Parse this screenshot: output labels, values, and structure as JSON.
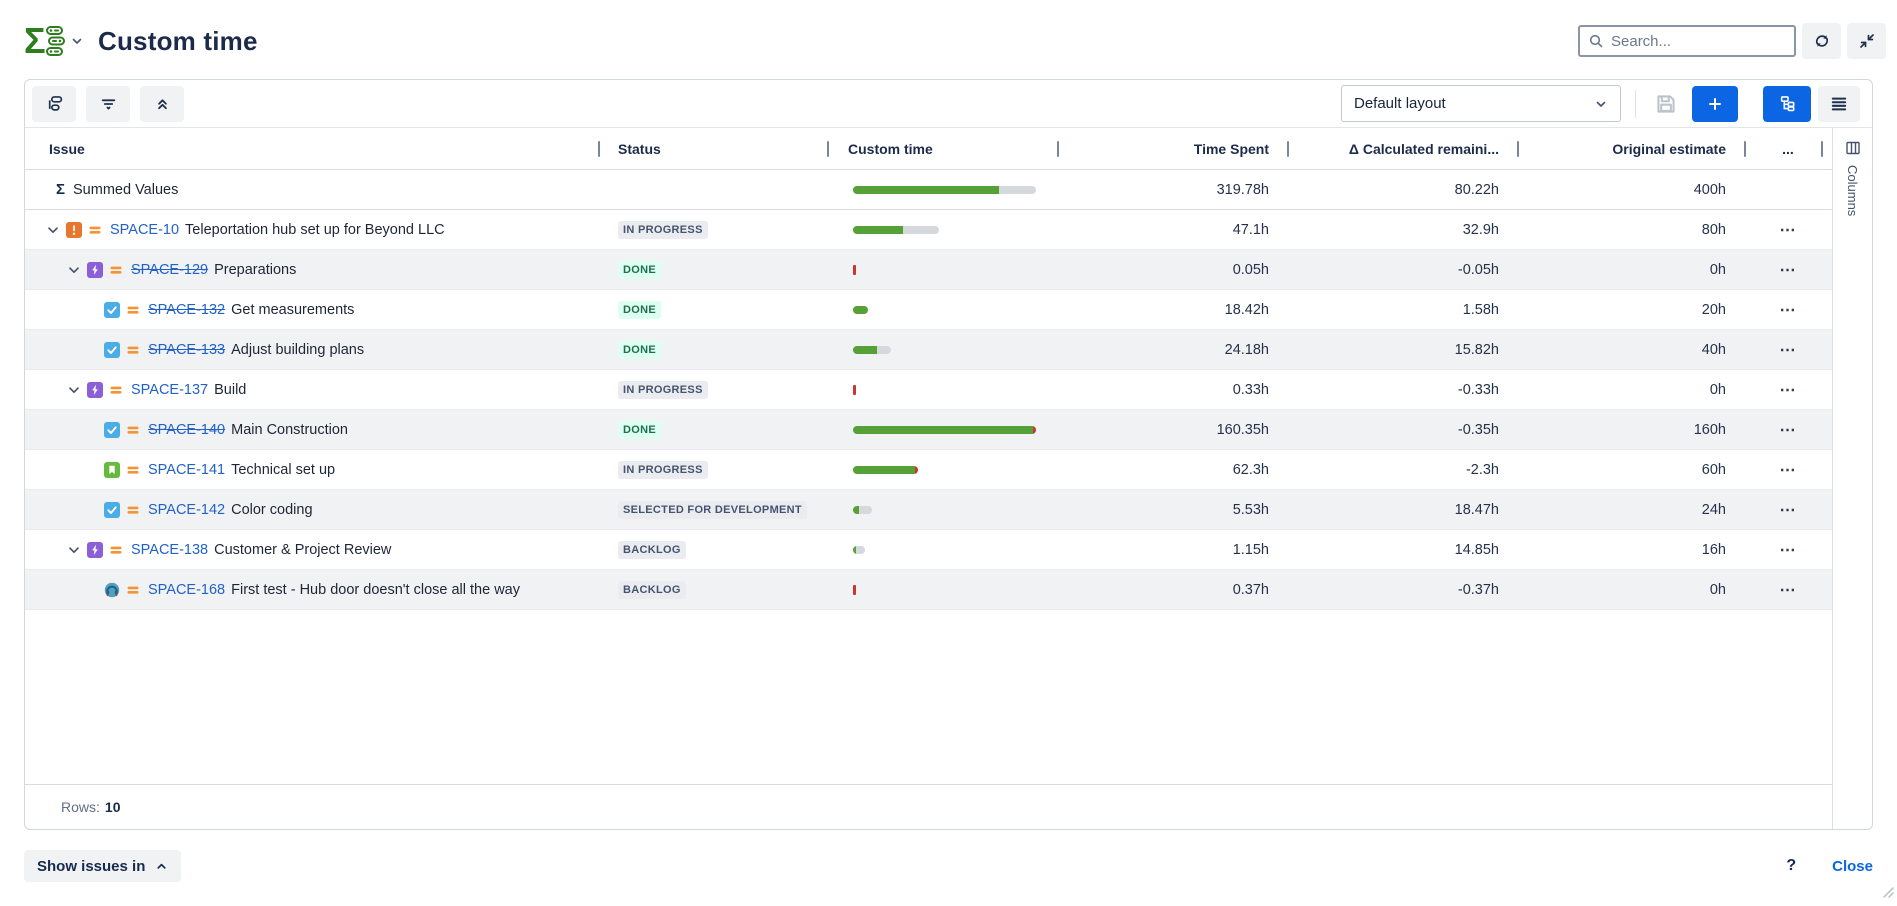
{
  "header": {
    "title": "Custom time",
    "search_placeholder": "Search...",
    "icons": {
      "logo": "sigma-structure-logo",
      "search": "magnifier",
      "refresh": "sync-arrows",
      "collapse": "collapse-inward-arrows"
    }
  },
  "toolbar": {
    "layout_select": "Default layout",
    "icons": {
      "left": [
        "group-rows",
        "filter-lines",
        "collapse-all-double-chevron-up"
      ],
      "right": [
        "save-floppy-disabled",
        "plus",
        "hierarchy-view-active",
        "list-view"
      ]
    }
  },
  "table": {
    "columns": [
      {
        "label": "Issue"
      },
      {
        "label": "Status"
      },
      {
        "label": "Custom time"
      },
      {
        "label": "Time Spent"
      },
      {
        "label": "Δ Calculated remaini..."
      },
      {
        "label": "Original estimate"
      },
      {
        "label": "..."
      }
    ],
    "summary": {
      "icon_glyph": "Σ",
      "label": "Summed Values",
      "bar": {
        "green": 146,
        "track": 37
      },
      "spent": "319.78h",
      "delta": "80.22h",
      "estimate": "400h"
    },
    "rows": [
      {
        "depth": 0,
        "chevron": true,
        "type": "exclamation",
        "key": "SPACE-10",
        "strike": false,
        "summary": "Teleportation hub set up for Beyond LLC",
        "status": {
          "label": "IN PROGRESS",
          "variant": "gray"
        },
        "bar": {
          "green": 50,
          "track": 36
        },
        "spent": "47.1h",
        "delta": "32.9h",
        "estimate": "80h",
        "stripe": false
      },
      {
        "depth": 1,
        "chevron": true,
        "type": "epic",
        "key": "SPACE-129",
        "strike": true,
        "summary": "Preparations",
        "status": {
          "label": "DONE",
          "variant": "green"
        },
        "bar": {
          "red_tick": true
        },
        "spent": "0.05h",
        "delta": "-0.05h",
        "estimate": "0h",
        "stripe": true
      },
      {
        "depth": 2,
        "chevron": false,
        "type": "task",
        "key": "SPACE-132",
        "strike": true,
        "summary": "Get measurements",
        "status": {
          "label": "DONE",
          "variant": "green"
        },
        "bar": {
          "green": 15
        },
        "spent": "18.42h",
        "delta": "1.58h",
        "estimate": "20h",
        "stripe": false
      },
      {
        "depth": 2,
        "chevron": false,
        "type": "task",
        "key": "SPACE-133",
        "strike": true,
        "summary": "Adjust building plans",
        "status": {
          "label": "DONE",
          "variant": "green"
        },
        "bar": {
          "green": 24,
          "track": 14
        },
        "spent": "24.18h",
        "delta": "15.82h",
        "estimate": "40h",
        "stripe": true
      },
      {
        "depth": 1,
        "chevron": true,
        "type": "epic",
        "key": "SPACE-137",
        "strike": false,
        "summary": "Build",
        "status": {
          "label": "IN PROGRESS",
          "variant": "gray"
        },
        "bar": {
          "red_tick": true
        },
        "spent": "0.33h",
        "delta": "-0.33h",
        "estimate": "0h",
        "stripe": false
      },
      {
        "depth": 2,
        "chevron": false,
        "type": "task",
        "key": "SPACE-140",
        "strike": true,
        "summary": "Main Construction",
        "status": {
          "label": "DONE",
          "variant": "green"
        },
        "bar": {
          "green": 180,
          "red_tip": true
        },
        "spent": "160.35h",
        "delta": "-0.35h",
        "estimate": "160h",
        "stripe": true
      },
      {
        "depth": 2,
        "chevron": false,
        "type": "story",
        "key": "SPACE-141",
        "strike": false,
        "summary": "Technical set up",
        "status": {
          "label": "IN PROGRESS",
          "variant": "gray"
        },
        "bar": {
          "green": 62,
          "red_tip": true
        },
        "spent": "62.3h",
        "delta": "-2.3h",
        "estimate": "60h",
        "stripe": false
      },
      {
        "depth": 2,
        "chevron": false,
        "type": "task",
        "key": "SPACE-142",
        "strike": false,
        "summary": "Color coding",
        "status": {
          "label": "SELECTED FOR DEVELOPMENT",
          "variant": "gray"
        },
        "bar": {
          "green": 6,
          "track": 13
        },
        "spent": "5.53h",
        "delta": "18.47h",
        "estimate": "24h",
        "stripe": true
      },
      {
        "depth": 1,
        "chevron": true,
        "type": "epic",
        "key": "SPACE-138",
        "strike": false,
        "summary": "Customer & Project Review",
        "status": {
          "label": "BACKLOG",
          "variant": "gray"
        },
        "bar": {
          "green": 3,
          "track": 9
        },
        "spent": "1.15h",
        "delta": "14.85h",
        "estimate": "16h",
        "stripe": false
      },
      {
        "depth": 2,
        "chevron": false,
        "type": "headphones",
        "key": "SPACE-168",
        "strike": false,
        "summary": "First test - Hub door doesn't close all the way",
        "status": {
          "label": "BACKLOG",
          "variant": "gray"
        },
        "bar": {
          "red_tick": true
        },
        "spent": "0.37h",
        "delta": "-0.37h",
        "estimate": "0h",
        "stripe": true
      }
    ],
    "row_actions_glyph": "⋯"
  },
  "footer": {
    "rows_label": "Rows:",
    "rows_value": "10"
  },
  "columns_panel": {
    "label": "Columns",
    "icon": "table-columns"
  },
  "bottom": {
    "show_issues_label": "Show issues in",
    "help_glyph": "?",
    "close_label": "Close"
  },
  "colors": {
    "accent_blue": "#0c66e4",
    "link_blue": "#2262c6",
    "bar_green": "#55a138",
    "bar_red": "#c9372c",
    "bar_track": "#d5d8dd",
    "badge_gray_bg": "#ebecf0",
    "badge_gray_text": "#44546f",
    "badge_green_bg": "#dcfff1",
    "badge_green_text": "#216e4e",
    "logo_green": "#2e7d1e",
    "priority_orange": "#f79232",
    "stripe": "#f1f2f4"
  }
}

__PROBLEM DESCRIPTION__: Write out the entries again, exactly as given, skipping any images.

__EXERCISE RESPONSE__:
Parse this screenshot: output labels, values, and structure as JSON.
{
  "header": {
    "title": "Custom time",
    "search_placeholder": "Search...",
    "icons": {
      "logo": "sigma-structure-logo",
      "search": "magnifier",
      "refresh": "sync-arrows",
      "collapse": "collapse-inward-arrows"
    }
  },
  "toolbar": {
    "layout_select": "Default layout",
    "icons": {
      "left": [
        "group-rows",
        "filter-lines",
        "collapse-all-double-chevron-up"
      ],
      "right": [
        "save-floppy-disabled",
        "plus",
        "hierarchy-view-active",
        "list-view"
      ]
    }
  },
  "table": {
    "columns": [
      {
        "label": "Issue"
      },
      {
        "label": "Status"
      },
      {
        "label": "Custom time"
      },
      {
        "label": "Time Spent"
      },
      {
        "label": "Δ Calculated remaini..."
      },
      {
        "label": "Original estimate"
      },
      {
        "label": "..."
      }
    ],
    "summary": {
      "icon_glyph": "Σ",
      "label": "Summed Values",
      "bar": {
        "green": 146,
        "track": 37
      },
      "spent": "319.78h",
      "delta": "80.22h",
      "estimate": "400h"
    },
    "rows": [
      {
        "depth": 0,
        "chevron": true,
        "type": "exclamation",
        "key": "SPACE-10",
        "strike": false,
        "summary": "Teleportation hub set up for Beyond LLC",
        "status": {
          "label": "IN PROGRESS",
          "variant": "gray"
        },
        "bar": {
          "green": 50,
          "track": 36
        },
        "spent": "47.1h",
        "delta": "32.9h",
        "estimate": "80h",
        "stripe": false
      },
      {
        "depth": 1,
        "chevron": true,
        "type": "epic",
        "key": "SPACE-129",
        "strike": true,
        "summary": "Preparations",
        "status": {
          "label": "DONE",
          "variant": "green"
        },
        "bar": {
          "red_tick": true
        },
        "spent": "0.05h",
        "delta": "-0.05h",
        "estimate": "0h",
        "stripe": true
      },
      {
        "depth": 2,
        "chevron": false,
        "type": "task",
        "key": "SPACE-132",
        "strike": true,
        "summary": "Get measurements",
        "status": {
          "label": "DONE",
          "variant": "green"
        },
        "bar": {
          "green": 15
        },
        "spent": "18.42h",
        "delta": "1.58h",
        "estimate": "20h",
        "stripe": false
      },
      {
        "depth": 2,
        "chevron": false,
        "type": "task",
        "key": "SPACE-133",
        "strike": true,
        "summary": "Adjust building plans",
        "status": {
          "label": "DONE",
          "variant": "green"
        },
        "bar": {
          "green": 24,
          "track": 14
        },
        "spent": "24.18h",
        "delta": "15.82h",
        "estimate": "40h",
        "stripe": true
      },
      {
        "depth": 1,
        "chevron": true,
        "type": "epic",
        "key": "SPACE-137",
        "strike": false,
        "summary": "Build",
        "status": {
          "label": "IN PROGRESS",
          "variant": "gray"
        },
        "bar": {
          "red_tick": true
        },
        "spent": "0.33h",
        "delta": "-0.33h",
        "estimate": "0h",
        "stripe": false
      },
      {
        "depth": 2,
        "chevron": false,
        "type": "task",
        "key": "SPACE-140",
        "strike": true,
        "summary": "Main Construction",
        "status": {
          "label": "DONE",
          "variant": "green"
        },
        "bar": {
          "green": 180,
          "red_tip": true
        },
        "spent": "160.35h",
        "delta": "-0.35h",
        "estimate": "160h",
        "stripe": true
      },
      {
        "depth": 2,
        "chevron": false,
        "type": "story",
        "key": "SPACE-141",
        "strike": false,
        "summary": "Technical set up",
        "status": {
          "label": "IN PROGRESS",
          "variant": "gray"
        },
        "bar": {
          "green": 62,
          "red_tip": true
        },
        "spent": "62.3h",
        "delta": "-2.3h",
        "estimate": "60h",
        "stripe": false
      },
      {
        "depth": 2,
        "chevron": false,
        "type": "task",
        "key": "SPACE-142",
        "strike": false,
        "summary": "Color coding",
        "status": {
          "label": "SELECTED FOR DEVELOPMENT",
          "variant": "gray"
        },
        "bar": {
          "green": 6,
          "track": 13
        },
        "spent": "5.53h",
        "delta": "18.47h",
        "estimate": "24h",
        "stripe": true
      },
      {
        "depth": 1,
        "chevron": true,
        "type": "epic",
        "key": "SPACE-138",
        "strike": false,
        "summary": "Customer & Project Review",
        "status": {
          "label": "BACKLOG",
          "variant": "gray"
        },
        "bar": {
          "green": 3,
          "track": 9
        },
        "spent": "1.15h",
        "delta": "14.85h",
        "estimate": "16h",
        "stripe": false
      },
      {
        "depth": 2,
        "chevron": false,
        "type": "headphones",
        "key": "SPACE-168",
        "strike": false,
        "summary": "First test - Hub door doesn't close all the way",
        "status": {
          "label": "BACKLOG",
          "variant": "gray"
        },
        "bar": {
          "red_tick": true
        },
        "spent": "0.37h",
        "delta": "-0.37h",
        "estimate": "0h",
        "stripe": true
      }
    ],
    "row_actions_glyph": "⋯"
  },
  "footer": {
    "rows_label": "Rows:",
    "rows_value": "10"
  },
  "columns_panel": {
    "label": "Columns",
    "icon": "table-columns"
  },
  "bottom": {
    "show_issues_label": "Show issues in",
    "help_glyph": "?",
    "close_label": "Close"
  },
  "colors": {
    "accent_blue": "#0c66e4",
    "link_blue": "#2262c6",
    "bar_green": "#55a138",
    "bar_red": "#c9372c",
    "bar_track": "#d5d8dd",
    "badge_gray_bg": "#ebecf0",
    "badge_gray_text": "#44546f",
    "badge_green_bg": "#dcfff1",
    "badge_green_text": "#216e4e",
    "logo_green": "#2e7d1e",
    "priority_orange": "#f79232",
    "stripe": "#f1f2f4"
  }
}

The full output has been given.